> _PAGE EXTRACT_:

Posted on Monday, April 11, 2016 at 03:47PM by Registered CommenterSimon Ward | CommentsPost a Comment

The Atlanta Federal Reserve estimates that US GDP growth fell to 0.1% annualised in the first quarter, reflecting drags from (in order of magnitude) reduced inventory accumulation, a wider trade deficit and lower business investment. This would imply growth in the fourth and first quarters combined of only 0.7%, or 0.35% before annualisation.

The weakness of the economy in the last two quarters was predicted by a sharp fall in six-month growth of real (i.e. inflation-adjusted) narrow money between February and October 2015, i.e. points 8 and 9 in the first chart below. As the chart shows, turning points in six-month real money growth have consistently preceded those in two-quarter GDP expansion in recent years, usually by between six and 12 months.

> _EXCERPTED DATA_:
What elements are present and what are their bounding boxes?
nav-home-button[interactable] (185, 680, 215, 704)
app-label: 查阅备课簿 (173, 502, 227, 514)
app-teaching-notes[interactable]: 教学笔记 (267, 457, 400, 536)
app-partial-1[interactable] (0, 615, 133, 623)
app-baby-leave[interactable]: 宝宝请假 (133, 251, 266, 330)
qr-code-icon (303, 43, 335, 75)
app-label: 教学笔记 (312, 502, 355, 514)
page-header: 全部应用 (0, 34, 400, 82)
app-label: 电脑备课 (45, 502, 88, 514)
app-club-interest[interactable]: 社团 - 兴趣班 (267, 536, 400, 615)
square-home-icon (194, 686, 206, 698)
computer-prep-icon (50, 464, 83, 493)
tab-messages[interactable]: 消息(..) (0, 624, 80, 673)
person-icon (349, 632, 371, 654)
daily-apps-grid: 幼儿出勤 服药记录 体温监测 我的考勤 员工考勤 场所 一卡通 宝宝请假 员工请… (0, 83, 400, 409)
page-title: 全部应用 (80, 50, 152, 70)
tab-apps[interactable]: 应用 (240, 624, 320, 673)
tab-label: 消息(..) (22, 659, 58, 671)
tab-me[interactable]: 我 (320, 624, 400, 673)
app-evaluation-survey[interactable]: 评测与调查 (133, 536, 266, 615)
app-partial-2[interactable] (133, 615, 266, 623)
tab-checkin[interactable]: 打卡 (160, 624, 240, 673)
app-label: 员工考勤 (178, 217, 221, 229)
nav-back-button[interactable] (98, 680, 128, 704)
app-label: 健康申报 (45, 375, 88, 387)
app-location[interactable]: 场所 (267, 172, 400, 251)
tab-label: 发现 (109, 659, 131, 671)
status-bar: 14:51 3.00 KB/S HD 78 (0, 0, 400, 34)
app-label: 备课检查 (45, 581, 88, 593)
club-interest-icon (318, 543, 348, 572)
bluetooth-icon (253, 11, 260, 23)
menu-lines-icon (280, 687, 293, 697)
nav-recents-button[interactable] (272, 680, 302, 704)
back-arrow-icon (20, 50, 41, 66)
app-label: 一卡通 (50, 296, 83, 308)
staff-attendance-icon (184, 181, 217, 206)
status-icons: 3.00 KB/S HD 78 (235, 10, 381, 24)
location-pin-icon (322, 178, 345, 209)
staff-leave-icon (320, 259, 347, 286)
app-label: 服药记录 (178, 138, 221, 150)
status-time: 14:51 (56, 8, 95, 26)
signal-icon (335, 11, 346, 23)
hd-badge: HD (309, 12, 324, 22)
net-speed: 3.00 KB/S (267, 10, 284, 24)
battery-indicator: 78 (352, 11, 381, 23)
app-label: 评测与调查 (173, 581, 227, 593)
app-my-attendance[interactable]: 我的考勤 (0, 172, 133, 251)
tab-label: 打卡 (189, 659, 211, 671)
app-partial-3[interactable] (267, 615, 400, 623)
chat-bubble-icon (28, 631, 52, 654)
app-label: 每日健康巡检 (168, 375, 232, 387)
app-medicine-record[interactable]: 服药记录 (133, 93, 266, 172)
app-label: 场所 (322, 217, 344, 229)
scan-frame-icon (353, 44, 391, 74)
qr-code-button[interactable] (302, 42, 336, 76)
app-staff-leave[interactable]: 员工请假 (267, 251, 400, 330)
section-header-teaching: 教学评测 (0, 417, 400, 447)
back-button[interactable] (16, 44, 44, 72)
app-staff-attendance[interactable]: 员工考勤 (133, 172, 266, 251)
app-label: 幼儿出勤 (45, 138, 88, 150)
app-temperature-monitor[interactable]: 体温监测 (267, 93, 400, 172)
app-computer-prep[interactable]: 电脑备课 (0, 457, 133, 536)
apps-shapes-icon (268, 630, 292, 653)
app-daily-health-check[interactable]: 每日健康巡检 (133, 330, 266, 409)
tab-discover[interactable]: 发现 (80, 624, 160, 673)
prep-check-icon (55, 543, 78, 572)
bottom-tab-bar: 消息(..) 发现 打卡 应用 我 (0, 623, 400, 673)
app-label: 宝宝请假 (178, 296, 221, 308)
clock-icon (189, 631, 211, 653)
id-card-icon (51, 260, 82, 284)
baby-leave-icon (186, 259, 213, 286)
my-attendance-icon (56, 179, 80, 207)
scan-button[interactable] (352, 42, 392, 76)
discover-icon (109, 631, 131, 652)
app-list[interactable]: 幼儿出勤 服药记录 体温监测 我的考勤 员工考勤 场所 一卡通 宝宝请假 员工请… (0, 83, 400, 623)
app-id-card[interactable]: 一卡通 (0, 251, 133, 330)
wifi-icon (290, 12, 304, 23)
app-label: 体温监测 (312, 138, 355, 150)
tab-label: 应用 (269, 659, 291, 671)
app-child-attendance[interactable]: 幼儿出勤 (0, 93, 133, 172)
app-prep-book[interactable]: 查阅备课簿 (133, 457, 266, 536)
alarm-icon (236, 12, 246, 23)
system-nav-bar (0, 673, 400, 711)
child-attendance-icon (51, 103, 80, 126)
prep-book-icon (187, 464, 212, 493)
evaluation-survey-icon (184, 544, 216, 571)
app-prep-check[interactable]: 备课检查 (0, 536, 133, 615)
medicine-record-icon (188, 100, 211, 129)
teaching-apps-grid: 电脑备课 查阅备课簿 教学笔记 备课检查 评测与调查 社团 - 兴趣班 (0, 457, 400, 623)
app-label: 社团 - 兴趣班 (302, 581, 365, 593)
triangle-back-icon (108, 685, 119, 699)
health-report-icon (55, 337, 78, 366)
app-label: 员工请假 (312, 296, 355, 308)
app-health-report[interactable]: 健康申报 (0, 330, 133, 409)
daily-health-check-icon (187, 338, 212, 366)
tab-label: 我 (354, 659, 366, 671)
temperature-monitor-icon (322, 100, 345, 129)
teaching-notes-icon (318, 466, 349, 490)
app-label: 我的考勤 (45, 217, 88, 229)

> _EXERCISES_:
1. In the excerpt on US GDP growth, what annualised first-quarter growth rate does the Atlanta Federal Reserve estimate?
2. Using the excerpt on US GDP growth, explain why the fall in real narrow money growth is treated as a predictor of the economy's weakness in the last two quarters.

> _RESPONSES BY ITEM NUMBER_:
1. 0.1% annualised

2. Six-month growth of real narrow money fell sharply between February and October 2015, ahead of the weak quarters. In recent years, turning points in six-month real money growth have consistently come before those in two-quarter GDP expansion, usually by six to 12 months.